**Problem to solve:** Find the word "this" in the material below and gather every line that contains it.

**Records:**
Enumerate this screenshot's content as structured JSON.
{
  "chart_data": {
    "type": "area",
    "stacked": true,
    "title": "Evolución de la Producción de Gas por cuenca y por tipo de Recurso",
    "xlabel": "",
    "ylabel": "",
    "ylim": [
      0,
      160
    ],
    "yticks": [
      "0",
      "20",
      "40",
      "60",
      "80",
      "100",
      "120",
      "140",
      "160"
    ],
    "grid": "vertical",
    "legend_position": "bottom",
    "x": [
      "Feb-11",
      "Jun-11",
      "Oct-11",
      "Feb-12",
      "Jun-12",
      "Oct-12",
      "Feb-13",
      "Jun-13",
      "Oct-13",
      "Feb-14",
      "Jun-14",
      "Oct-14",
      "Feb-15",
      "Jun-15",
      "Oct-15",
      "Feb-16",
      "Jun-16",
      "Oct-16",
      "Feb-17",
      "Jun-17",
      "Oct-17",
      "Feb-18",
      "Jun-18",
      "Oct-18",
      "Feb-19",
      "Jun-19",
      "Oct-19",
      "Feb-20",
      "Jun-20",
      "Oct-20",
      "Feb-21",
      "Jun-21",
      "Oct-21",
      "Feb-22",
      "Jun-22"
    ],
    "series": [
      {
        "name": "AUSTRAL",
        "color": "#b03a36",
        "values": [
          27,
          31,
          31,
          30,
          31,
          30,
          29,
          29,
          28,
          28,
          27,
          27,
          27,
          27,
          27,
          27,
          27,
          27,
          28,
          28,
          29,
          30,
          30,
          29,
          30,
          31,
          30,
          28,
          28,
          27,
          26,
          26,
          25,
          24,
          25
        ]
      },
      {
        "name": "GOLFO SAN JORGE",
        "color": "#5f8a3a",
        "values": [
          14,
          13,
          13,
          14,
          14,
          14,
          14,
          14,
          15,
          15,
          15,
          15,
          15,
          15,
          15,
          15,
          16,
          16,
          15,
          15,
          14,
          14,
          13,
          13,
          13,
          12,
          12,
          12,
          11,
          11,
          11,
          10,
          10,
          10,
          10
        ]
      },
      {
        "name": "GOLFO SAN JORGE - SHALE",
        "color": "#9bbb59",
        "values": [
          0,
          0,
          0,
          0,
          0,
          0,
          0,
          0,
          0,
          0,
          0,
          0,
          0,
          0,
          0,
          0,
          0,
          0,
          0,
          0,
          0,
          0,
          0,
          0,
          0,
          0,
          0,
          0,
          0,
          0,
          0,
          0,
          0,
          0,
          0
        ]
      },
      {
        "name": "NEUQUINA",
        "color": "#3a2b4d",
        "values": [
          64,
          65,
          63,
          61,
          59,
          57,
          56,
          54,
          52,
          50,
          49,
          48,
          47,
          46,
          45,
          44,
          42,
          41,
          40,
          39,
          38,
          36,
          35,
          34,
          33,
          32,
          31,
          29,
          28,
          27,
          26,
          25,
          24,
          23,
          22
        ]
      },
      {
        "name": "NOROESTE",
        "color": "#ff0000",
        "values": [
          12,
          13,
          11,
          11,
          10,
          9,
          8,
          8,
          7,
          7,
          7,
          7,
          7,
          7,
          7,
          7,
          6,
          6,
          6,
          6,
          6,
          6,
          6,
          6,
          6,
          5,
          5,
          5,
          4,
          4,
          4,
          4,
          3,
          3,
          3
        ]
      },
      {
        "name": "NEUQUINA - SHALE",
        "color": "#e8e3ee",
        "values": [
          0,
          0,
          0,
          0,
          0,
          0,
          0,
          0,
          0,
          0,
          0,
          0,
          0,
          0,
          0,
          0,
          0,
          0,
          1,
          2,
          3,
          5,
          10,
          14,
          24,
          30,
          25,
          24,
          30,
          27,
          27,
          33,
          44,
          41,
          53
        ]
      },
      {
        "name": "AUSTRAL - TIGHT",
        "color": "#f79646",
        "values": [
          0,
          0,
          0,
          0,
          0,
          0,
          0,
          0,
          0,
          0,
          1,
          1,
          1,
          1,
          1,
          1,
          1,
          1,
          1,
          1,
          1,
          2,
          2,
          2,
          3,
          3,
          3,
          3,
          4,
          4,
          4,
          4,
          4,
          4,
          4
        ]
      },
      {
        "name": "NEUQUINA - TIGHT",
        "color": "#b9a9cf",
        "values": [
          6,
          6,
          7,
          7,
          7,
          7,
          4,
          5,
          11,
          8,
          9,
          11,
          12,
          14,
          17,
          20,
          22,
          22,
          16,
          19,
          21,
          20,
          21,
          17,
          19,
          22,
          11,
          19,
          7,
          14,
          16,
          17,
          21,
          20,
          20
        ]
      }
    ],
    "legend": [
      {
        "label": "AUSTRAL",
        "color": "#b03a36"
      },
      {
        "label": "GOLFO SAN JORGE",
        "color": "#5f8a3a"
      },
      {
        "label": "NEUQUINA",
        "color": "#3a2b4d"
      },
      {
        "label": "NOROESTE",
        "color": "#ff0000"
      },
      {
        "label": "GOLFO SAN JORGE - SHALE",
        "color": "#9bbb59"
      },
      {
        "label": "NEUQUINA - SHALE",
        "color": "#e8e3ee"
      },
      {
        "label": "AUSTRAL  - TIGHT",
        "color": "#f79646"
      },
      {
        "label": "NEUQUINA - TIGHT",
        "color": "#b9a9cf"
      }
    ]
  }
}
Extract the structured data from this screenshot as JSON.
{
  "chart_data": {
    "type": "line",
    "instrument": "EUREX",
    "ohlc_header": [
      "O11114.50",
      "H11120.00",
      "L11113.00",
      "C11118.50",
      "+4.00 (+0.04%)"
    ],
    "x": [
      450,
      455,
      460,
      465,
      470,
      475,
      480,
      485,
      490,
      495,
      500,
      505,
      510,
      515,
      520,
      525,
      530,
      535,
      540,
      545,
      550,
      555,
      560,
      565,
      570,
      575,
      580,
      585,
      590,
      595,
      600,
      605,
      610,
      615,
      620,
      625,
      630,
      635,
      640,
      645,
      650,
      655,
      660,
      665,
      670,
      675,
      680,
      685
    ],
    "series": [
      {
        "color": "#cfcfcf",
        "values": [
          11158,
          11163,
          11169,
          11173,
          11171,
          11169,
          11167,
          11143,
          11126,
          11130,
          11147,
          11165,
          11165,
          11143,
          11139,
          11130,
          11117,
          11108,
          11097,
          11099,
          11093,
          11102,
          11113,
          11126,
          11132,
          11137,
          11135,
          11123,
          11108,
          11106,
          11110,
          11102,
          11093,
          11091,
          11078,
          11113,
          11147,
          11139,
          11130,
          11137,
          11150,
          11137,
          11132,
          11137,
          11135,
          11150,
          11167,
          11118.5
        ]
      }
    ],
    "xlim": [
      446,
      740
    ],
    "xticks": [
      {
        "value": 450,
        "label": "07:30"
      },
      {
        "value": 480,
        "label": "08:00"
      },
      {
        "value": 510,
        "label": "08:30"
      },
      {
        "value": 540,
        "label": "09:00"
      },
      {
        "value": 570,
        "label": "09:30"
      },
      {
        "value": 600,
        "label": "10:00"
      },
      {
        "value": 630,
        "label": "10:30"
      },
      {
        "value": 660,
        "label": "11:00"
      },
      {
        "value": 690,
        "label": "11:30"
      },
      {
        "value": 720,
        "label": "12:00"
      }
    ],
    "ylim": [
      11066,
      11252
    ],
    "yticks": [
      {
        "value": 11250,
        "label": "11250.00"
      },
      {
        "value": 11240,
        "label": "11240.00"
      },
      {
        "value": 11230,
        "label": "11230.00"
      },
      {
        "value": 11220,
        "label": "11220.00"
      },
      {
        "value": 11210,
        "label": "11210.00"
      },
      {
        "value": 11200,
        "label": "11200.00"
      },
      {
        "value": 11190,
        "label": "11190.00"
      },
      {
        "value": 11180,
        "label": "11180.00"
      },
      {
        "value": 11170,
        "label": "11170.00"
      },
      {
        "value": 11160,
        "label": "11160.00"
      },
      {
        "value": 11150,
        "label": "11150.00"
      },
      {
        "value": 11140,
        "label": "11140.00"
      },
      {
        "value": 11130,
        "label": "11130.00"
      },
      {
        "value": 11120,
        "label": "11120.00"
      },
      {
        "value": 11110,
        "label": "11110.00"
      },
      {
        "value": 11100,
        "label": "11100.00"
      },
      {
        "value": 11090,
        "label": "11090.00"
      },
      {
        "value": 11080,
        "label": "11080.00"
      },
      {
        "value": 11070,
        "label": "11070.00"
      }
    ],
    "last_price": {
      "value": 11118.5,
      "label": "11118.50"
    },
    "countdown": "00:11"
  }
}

**Exercise result:**
Enumerate this screenshot's content as structured JSON.
Extract the structured data from this screenshot as JSON.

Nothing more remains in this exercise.